/---

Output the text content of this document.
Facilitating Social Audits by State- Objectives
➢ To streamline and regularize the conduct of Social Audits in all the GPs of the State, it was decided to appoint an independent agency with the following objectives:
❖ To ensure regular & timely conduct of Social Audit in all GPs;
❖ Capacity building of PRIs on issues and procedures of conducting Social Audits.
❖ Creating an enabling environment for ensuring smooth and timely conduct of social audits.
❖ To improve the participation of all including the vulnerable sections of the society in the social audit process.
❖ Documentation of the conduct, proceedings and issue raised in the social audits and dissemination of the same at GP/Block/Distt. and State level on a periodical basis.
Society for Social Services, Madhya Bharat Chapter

\---

Write the material out again in its entirety, exactly as shown.

Output the text content of this document.
Facilitating Social Audits by State- Objectives
➢ To streamline and regularize the conduct of Social Audits in all the GPs of the State, it was decided to appoint an independent agency with the following objectives:
❖ To ensure regular & timely conduct of Social Audit in all GPs;
❖ Capacity building of PRIs on issues and procedures of conducting Social Audits.
❖ Creating an enabling environment for ensuring smooth and timely conduct of social audits.
❖ To improve the participation of all including the vulnerable sections of the society in the social audit process.
❖ Documentation of the conduct, proceedings and issue raised in the social audits and dissemination of the same at GP/Block/Distt. and State level on a periodical basis.
Society for Social Services, Madhya Bharat Chapter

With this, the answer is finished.